Set task 1 – Reproduce the records starting at the line that contains "I need the location" and ending at the line that contains "Give me the", and omit the pictures.

TLDR; I lean towards dropping BE support.

>From my personal, practical POV, I have no need ever of using a BE platform.

It's true that running the struct_endianness.py is not much effort, but that
script is not very intelligent and can only handle very specific cases (IIRC
unions don't work, and the data type needs to be <= 8bit). I remember that
recently there was a case of that script not working properly. So there is at
leat *some* quirkiness that remains, even though we have this script.

So my first thought is: yes, let's just drop this ugly stuff that clutters our
source code, may complicate how we lay out our structs, and that literally
no-one is using anywhere. Simplify, simplify.

Another thought is that a good friend of mine likes to operate legacy hardware,
and there I've often heard complaints that some upstream X just completely
dropped perfectly good support for hardware Y because they falsely assumed
no-one is using it. Now I'm not so sure if that friend of mine is literally the
only person complaining about it, or if it is a bad thing in general? That
would be my only point for keeping big endian support.

My final thought is that I wonder how other projects handle this. Every C/C++
code is having this problem. I find it curious that the endianness of packed
structs is not abstracted away by the *compiler*, where it probably should be?

Data records –
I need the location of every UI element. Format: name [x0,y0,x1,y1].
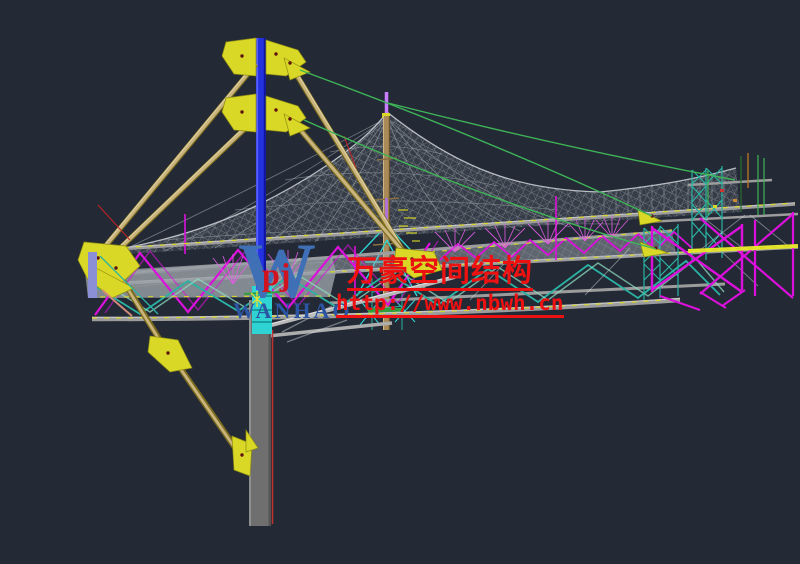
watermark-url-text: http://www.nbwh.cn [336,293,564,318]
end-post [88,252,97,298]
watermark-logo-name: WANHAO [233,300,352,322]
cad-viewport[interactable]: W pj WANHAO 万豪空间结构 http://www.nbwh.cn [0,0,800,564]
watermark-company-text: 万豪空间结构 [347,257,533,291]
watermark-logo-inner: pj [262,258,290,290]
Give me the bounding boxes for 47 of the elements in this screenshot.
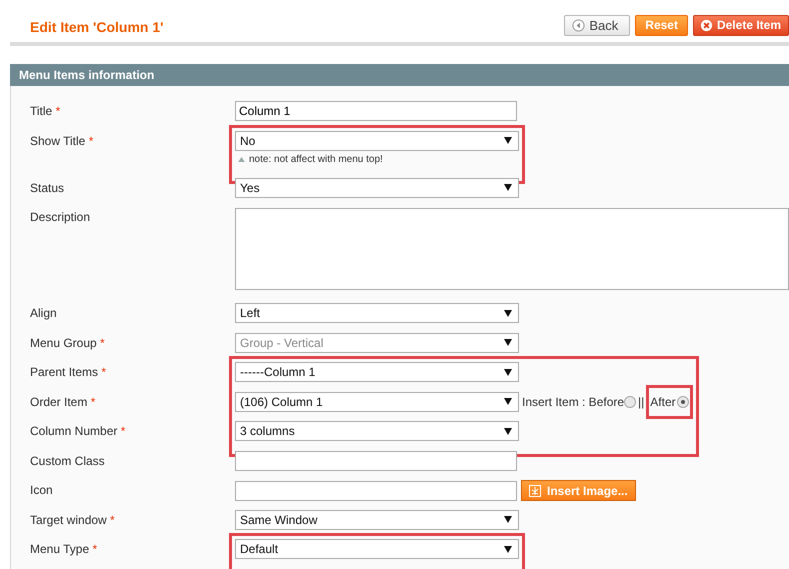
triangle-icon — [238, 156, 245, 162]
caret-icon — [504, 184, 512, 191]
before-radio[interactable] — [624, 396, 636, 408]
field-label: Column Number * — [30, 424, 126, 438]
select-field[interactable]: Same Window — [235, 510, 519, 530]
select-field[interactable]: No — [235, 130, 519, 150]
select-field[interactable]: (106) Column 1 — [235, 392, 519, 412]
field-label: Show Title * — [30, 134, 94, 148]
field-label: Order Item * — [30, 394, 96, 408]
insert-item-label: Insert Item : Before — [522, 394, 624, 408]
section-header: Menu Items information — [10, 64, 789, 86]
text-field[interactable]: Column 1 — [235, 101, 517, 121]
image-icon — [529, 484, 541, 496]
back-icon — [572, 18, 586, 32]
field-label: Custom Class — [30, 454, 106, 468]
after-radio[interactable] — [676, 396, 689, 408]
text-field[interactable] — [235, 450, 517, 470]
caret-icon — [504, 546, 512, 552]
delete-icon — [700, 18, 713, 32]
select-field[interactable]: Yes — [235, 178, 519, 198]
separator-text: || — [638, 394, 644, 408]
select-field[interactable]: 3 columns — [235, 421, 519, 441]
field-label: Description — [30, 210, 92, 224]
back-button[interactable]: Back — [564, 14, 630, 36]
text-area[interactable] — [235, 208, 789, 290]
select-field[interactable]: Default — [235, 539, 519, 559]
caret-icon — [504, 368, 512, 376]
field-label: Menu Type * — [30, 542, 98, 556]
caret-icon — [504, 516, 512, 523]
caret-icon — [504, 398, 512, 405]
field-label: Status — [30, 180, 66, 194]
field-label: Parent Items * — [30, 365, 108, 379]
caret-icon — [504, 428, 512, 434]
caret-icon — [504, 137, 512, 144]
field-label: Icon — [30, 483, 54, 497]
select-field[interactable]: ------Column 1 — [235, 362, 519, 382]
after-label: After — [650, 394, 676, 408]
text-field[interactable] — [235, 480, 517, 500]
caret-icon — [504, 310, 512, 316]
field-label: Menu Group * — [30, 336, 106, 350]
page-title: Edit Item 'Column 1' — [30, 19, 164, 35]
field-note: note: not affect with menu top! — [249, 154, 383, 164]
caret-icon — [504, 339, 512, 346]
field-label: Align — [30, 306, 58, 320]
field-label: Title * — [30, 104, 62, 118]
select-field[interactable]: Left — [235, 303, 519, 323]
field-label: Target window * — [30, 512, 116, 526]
* * *
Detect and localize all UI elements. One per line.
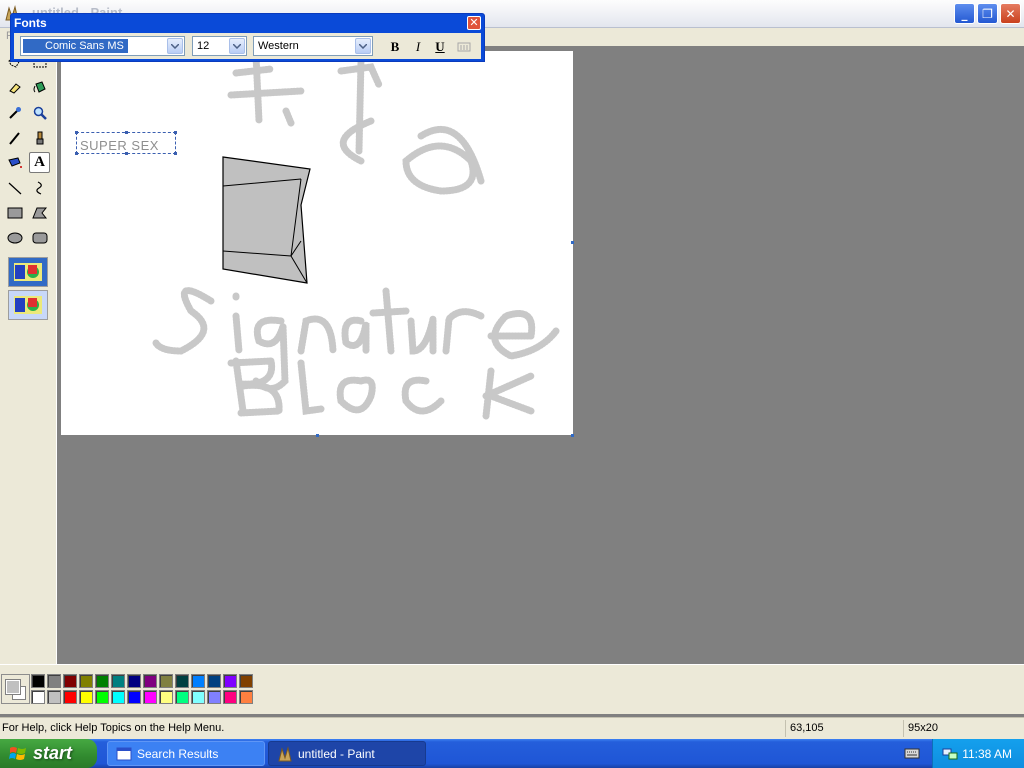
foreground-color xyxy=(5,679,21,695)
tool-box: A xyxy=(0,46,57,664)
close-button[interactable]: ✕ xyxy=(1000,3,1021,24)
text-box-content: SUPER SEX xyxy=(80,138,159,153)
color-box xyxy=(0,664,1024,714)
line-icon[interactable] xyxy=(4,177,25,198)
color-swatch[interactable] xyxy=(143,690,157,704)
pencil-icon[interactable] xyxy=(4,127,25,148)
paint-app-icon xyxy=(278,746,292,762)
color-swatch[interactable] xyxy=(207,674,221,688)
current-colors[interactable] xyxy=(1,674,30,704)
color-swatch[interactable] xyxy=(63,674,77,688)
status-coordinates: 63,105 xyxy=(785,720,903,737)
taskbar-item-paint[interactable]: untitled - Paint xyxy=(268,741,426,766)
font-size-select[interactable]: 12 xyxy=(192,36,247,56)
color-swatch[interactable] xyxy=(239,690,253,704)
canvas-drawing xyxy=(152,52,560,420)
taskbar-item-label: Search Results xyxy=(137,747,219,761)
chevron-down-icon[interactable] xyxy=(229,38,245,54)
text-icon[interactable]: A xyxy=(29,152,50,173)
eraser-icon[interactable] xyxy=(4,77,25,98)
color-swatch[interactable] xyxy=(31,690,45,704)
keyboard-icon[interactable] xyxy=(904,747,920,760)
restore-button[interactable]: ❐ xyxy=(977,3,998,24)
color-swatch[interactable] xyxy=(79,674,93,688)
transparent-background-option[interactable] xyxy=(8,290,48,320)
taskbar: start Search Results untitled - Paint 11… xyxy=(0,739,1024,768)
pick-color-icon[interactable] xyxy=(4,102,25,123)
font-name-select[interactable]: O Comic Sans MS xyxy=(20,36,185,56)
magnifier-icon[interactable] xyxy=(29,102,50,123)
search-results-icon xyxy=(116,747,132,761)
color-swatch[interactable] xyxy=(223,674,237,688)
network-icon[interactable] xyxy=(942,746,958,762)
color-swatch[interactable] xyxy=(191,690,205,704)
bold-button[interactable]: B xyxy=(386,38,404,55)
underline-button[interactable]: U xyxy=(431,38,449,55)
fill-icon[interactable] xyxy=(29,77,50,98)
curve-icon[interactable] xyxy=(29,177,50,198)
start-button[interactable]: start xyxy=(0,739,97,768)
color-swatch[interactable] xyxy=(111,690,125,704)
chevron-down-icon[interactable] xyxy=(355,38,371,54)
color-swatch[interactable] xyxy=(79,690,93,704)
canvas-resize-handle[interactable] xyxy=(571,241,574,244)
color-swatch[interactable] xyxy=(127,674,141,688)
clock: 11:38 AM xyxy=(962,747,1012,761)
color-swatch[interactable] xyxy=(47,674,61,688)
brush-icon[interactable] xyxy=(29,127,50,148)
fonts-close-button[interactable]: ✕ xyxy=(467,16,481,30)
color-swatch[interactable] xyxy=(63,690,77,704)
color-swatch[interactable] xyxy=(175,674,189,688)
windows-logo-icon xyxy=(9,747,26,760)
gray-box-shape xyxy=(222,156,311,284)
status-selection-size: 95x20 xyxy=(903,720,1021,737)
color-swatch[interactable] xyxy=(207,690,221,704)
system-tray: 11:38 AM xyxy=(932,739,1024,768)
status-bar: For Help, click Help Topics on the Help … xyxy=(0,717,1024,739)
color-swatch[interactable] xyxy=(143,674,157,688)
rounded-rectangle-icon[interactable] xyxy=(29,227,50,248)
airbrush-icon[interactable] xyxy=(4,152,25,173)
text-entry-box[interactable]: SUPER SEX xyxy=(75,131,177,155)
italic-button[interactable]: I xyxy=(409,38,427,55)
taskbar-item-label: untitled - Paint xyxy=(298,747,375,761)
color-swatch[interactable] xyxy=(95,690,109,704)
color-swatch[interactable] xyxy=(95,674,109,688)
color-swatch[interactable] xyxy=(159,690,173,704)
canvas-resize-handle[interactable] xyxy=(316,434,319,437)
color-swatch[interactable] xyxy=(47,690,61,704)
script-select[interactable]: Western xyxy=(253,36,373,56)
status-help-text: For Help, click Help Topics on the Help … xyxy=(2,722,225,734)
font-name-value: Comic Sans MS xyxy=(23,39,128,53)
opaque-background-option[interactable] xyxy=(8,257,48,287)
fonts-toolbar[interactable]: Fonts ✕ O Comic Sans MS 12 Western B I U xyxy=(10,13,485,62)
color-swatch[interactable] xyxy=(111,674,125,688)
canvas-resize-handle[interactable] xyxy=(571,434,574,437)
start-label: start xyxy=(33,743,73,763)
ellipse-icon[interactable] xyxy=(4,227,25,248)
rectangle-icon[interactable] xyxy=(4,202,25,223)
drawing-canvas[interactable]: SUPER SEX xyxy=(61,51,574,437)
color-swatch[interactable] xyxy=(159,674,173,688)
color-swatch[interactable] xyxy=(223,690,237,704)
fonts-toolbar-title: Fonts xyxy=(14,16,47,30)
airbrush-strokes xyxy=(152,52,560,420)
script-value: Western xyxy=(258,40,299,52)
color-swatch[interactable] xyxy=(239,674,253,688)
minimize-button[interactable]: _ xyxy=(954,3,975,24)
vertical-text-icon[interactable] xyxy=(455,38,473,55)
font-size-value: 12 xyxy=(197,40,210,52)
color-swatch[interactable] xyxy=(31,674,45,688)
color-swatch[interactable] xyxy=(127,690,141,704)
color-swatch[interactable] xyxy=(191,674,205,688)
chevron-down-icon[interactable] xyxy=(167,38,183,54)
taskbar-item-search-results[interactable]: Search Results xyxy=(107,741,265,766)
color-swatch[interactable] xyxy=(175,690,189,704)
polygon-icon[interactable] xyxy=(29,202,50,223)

Set task 2 – According to the text on dropping big endian support, what should probably abstract away the endianness of packed structs?

Exercise answer 1 –
I need the location of every UI element. Format: name [x0,y0,x1,y1].
watermark-url-text: http://www.nbwh.cn [336,293,564,318]
end-post [88,252,97,298]
watermark-logo-name: WANHAO [233,300,352,322]
cad-viewport[interactable]: W pj WANHAO 万豪空间结构 http://www.nbwh.cn [0,0,800,564]
watermark-company-text: 万豪空间结构 [347,257,533,291]
watermark-logo-inner: pj [262,258,290,290]
Give me the bounding boxes for 47 of the elements in this screenshot.

Exercise answer 2 – The compiler.